• _PROBLEM STATEMENT_: Copy each line of the material below that includes the string "color".

• _EXCERPTED DATA_:
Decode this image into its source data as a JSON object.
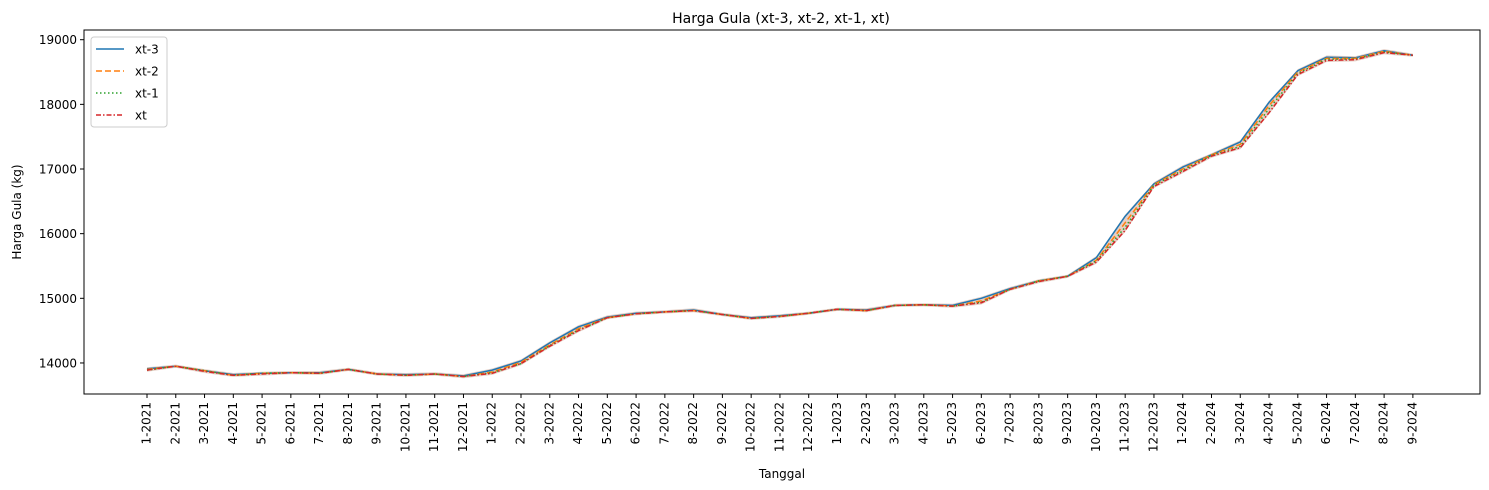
{
  "chart_data": {
    "type": "line",
    "title": "Harga Gula (xt-3, xt-2, xt-1, xt)",
    "xlabel": "Tanggal",
    "ylabel": "Harga Gula (kg)",
    "ylim": [
      13520,
      19150
    ],
    "yticks": [
      14000,
      15000,
      16000,
      17000,
      18000,
      19000
    ],
    "grid": false,
    "legend_position": "top-left",
    "categories": [
      "1-2021",
      "2-2021",
      "3-2021",
      "4-2021",
      "5-2021",
      "6-2021",
      "7-2021",
      "8-2021",
      "9-2021",
      "10-2021",
      "11-2021",
      "12-2021",
      "1-2022",
      "2-2022",
      "3-2022",
      "4-2022",
      "5-2022",
      "6-2022",
      "7-2022",
      "8-2022",
      "9-2022",
      "10-2022",
      "11-2022",
      "12-2022",
      "1-2023",
      "2-2023",
      "3-2023",
      "4-2023",
      "5-2023",
      "6-2023",
      "7-2023",
      "8-2023",
      "9-2023",
      "10-2023",
      "11-2023",
      "12-2023",
      "1-2024",
      "2-2024",
      "3-2024",
      "4-2024",
      "5-2024",
      "6-2024",
      "7-2024",
      "8-2024",
      "9-2024"
    ],
    "series": [
      {
        "name": "xt-3",
        "color": "#1f77b4",
        "dash": "solid",
        "values": [
          13910,
          13950,
          13880,
          13820,
          13840,
          13850,
          13850,
          13900,
          13830,
          13820,
          13830,
          13800,
          13890,
          14030,
          14310,
          14560,
          14710,
          14770,
          14790,
          14820,
          14750,
          14700,
          14730,
          14770,
          14830,
          14820,
          14890,
          14900,
          14890,
          15000,
          15150,
          15270,
          15340,
          15630,
          16270,
          16770,
          17030,
          17220,
          17420,
          18030,
          18520,
          18730,
          18720,
          18830,
          18760
        ]
      },
      {
        "name": "xt-2",
        "color": "#ff7f0e",
        "dash": "dashed",
        "values": [
          13900,
          13950,
          13880,
          13810,
          13840,
          13850,
          13840,
          13900,
          13830,
          13810,
          13830,
          13790,
          13860,
          14010,
          14280,
          14530,
          14700,
          14760,
          14790,
          14810,
          14750,
          14690,
          14720,
          14770,
          14830,
          14810,
          14890,
          14900,
          14880,
          14960,
          15140,
          15270,
          15340,
          15590,
          16170,
          16760,
          17000,
          17220,
          17380,
          17980,
          18500,
          18710,
          18710,
          18820,
          18760
        ]
      },
      {
        "name": "xt-1",
        "color": "#2ca02c",
        "dash": "dotted",
        "values": [
          13890,
          13950,
          13880,
          13810,
          13840,
          13850,
          13840,
          13900,
          13830,
          13810,
          13830,
          13790,
          13850,
          13990,
          14270,
          14510,
          14700,
          14760,
          14790,
          14810,
          14750,
          14690,
          14720,
          14770,
          14830,
          14810,
          14890,
          14900,
          14880,
          14940,
          15140,
          15270,
          15340,
          15580,
          16100,
          16750,
          16980,
          17210,
          17350,
          17930,
          18480,
          18700,
          18700,
          18810,
          18760
        ]
      },
      {
        "name": "xt",
        "color": "#d62728",
        "dash": "dashdot",
        "values": [
          13890,
          13950,
          13870,
          13810,
          13830,
          13850,
          13840,
          13900,
          13830,
          13810,
          13830,
          13790,
          13840,
          13990,
          14260,
          14500,
          14700,
          14760,
          14790,
          14810,
          14750,
          14690,
          14720,
          14770,
          14830,
          14810,
          14890,
          14900,
          14880,
          14930,
          15140,
          15260,
          15340,
          15560,
          16050,
          16730,
          16960,
          17200,
          17330,
          17870,
          18460,
          18680,
          18690,
          18800,
          18760
        ]
      }
    ]
  }
}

• _RESPONSE_:
        "color": "#1f77b4",
        "color": "#ff7f0e",
        "color": "#2ca02c",
        "color": "#d62728",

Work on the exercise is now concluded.